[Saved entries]
***

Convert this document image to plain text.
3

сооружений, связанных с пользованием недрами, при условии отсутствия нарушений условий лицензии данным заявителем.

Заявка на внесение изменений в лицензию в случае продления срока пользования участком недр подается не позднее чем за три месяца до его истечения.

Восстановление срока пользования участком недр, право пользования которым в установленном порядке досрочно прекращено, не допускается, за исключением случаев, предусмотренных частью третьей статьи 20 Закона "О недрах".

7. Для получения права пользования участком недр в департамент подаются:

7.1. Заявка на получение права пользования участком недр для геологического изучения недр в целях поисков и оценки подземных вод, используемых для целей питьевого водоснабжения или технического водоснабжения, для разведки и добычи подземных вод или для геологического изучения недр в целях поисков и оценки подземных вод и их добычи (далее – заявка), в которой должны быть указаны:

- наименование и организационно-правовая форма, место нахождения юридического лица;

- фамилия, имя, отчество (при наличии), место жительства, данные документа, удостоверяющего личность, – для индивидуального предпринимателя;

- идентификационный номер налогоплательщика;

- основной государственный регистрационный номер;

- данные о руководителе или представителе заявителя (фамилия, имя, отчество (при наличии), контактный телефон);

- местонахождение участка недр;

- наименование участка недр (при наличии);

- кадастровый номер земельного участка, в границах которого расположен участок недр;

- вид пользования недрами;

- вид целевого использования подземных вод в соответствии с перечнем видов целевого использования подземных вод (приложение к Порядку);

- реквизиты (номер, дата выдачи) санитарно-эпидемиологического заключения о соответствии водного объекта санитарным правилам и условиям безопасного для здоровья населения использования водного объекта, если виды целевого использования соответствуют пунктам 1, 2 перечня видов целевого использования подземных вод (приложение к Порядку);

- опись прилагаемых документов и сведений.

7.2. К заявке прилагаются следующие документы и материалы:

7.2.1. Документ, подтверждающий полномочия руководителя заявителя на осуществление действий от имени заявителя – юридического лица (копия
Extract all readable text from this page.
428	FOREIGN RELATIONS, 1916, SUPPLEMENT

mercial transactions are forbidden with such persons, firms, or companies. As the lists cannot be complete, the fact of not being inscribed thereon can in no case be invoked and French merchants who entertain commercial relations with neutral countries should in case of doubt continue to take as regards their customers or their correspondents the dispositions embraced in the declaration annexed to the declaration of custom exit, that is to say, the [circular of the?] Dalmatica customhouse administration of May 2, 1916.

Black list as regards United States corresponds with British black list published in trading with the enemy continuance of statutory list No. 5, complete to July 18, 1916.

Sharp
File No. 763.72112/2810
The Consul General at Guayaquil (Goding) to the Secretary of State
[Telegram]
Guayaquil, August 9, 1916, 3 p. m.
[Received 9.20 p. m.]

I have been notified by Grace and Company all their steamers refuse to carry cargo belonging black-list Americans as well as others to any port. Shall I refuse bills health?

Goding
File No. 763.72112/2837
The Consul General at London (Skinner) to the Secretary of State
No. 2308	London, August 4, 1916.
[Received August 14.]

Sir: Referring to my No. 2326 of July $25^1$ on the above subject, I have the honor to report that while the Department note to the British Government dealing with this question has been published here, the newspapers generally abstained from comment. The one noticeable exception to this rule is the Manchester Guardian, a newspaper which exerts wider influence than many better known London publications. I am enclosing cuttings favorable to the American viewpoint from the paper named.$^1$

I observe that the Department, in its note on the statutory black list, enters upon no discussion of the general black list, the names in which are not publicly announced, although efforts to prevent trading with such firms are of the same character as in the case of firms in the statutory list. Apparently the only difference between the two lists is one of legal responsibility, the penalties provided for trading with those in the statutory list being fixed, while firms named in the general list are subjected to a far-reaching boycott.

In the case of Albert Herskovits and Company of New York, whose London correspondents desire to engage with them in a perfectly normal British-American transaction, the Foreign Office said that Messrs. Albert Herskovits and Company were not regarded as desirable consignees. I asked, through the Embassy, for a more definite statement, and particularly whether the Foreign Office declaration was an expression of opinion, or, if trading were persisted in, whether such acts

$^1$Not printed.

***

_Exercise brief_
Repeat back the data above, exact to the last character.

_Task solution_
Convert this document image to plain text.
3

сооружений, связанных с пользованием недрами, при условии отсутствия нарушений условий лицензии данным заявителем.

Заявка на внесение изменений в лицензию в случае продления срока пользования участком недр подается не позднее чем за три месяца до его истечения.

Восстановление срока пользования участком недр, право пользования которым в установленном порядке досрочно прекращено, не допускается, за исключением случаев, предусмотренных частью третьей статьи 20 Закона "О недрах".

7. Для получения права пользования участком недр в департамент подаются:

7.1. Заявка на получение права пользования участком недр для геологического изучения недр в целях поисков и оценки подземных вод, используемых для целей питьевого водоснабжения или технического водоснабжения, для разведки и добычи подземных вод или для геологического изучения недр в целях поисков и оценки подземных вод и их добычи (далее – заявка), в которой должны быть указаны:

- наименование и организационно-правовая форма, место нахождения юридического лица;

- фамилия, имя, отчество (при наличии), место жительства, данные документа, удостоверяющего личность, – для индивидуального предпринимателя;

- идентификационный номер налогоплательщика;

- основной государственный регистрационный номер;

- данные о руководителе или представителе заявителя (фамилия, имя, отчество (при наличии), контактный телефон);

- местонахождение участка недр;

- наименование участка недр (при наличии);

- кадастровый номер земельного участка, в границах которого расположен участок недр;

- вид пользования недрами;

- вид целевого использования подземных вод в соответствии с перечнем видов целевого использования подземных вод (приложение к Порядку);

- реквизиты (номер, дата выдачи) санитарно-эпидемиологического заключения о соответствии водного объекта санитарным правилам и условиям безопасного для здоровья населения использования водного объекта, если виды целевого использования соответствуют пунктам 1, 2 перечня видов целевого использования подземных вод (приложение к Порядку);

- опись прилагаемых документов и сведений.

7.2. К заявке прилагаются следующие документы и материалы:

7.2.1. Документ, подтверждающий полномочия руководителя заявителя на осуществление действий от имени заявителя – юридического лица (копия
Extract all readable text from this page.
428	FOREIGN RELATIONS, 1916, SUPPLEMENT

mercial transactions are forbidden with such persons, firms, or companies. As the lists cannot be complete, the fact of not being inscribed thereon can in no case be invoked and French merchants who entertain commercial relations with neutral countries should in case of doubt continue to take as regards their customers or their correspondents the dispositions embraced in the declaration annexed to the declaration of custom exit, that is to say, the [circular of the?] Dalmatica customhouse administration of May 2, 1916.

Black list as regards United States corresponds with British black list published in trading with the enemy continuance of statutory list No. 5, complete to July 18, 1916.

Sharp
File No. 763.72112/2810
The Consul General at Guayaquil (Goding) to the Secretary of State
[Telegram]
Guayaquil, August 9, 1916, 3 p. m.
[Received 9.20 p. m.]

I have been notified by Grace and Company all their steamers refuse to carry cargo belonging black-list Americans as well as others to any port. Shall I refuse bills health?

Goding
File No. 763.72112/2837
The Consul General at London (Skinner) to the Secretary of State
No. 2308	London, August 4, 1916.
[Received August 14.]

Sir: Referring to my No. 2326 of July $25^1$ on the above subject, I have the honor to report that while the Department note to the British Government dealing with this question has been published here, the newspapers generally abstained from comment. The one noticeable exception to this rule is the Manchester Guardian, a newspaper which exerts wider influence than many better known London publications. I am enclosing cuttings favorable to the American viewpoint from the paper named.$^1$

I observe that the Department, in its note on the statutory black list, enters upon no discussion of the general black list, the names in which are not publicly announced, although efforts to prevent trading with such firms are of the same character as in the case of firms in the statutory list. Apparently the only difference between the two lists is one of legal responsibility, the penalties provided for trading with those in the statutory list being fixed, while firms named in the general list are subjected to a far-reaching boycott.

In the case of Albert Herskovits and Company of New York, whose London correspondents desire to engage with them in a perfectly normal British-American transaction, the Foreign Office said that Messrs. Albert Herskovits and Company were not regarded as desirable consignees. I asked, through the Embassy, for a more definite statement, and particularly whether the Foreign Office declaration was an expression of opinion, or, if trading were persisted in, whether such acts

$^1$Not printed.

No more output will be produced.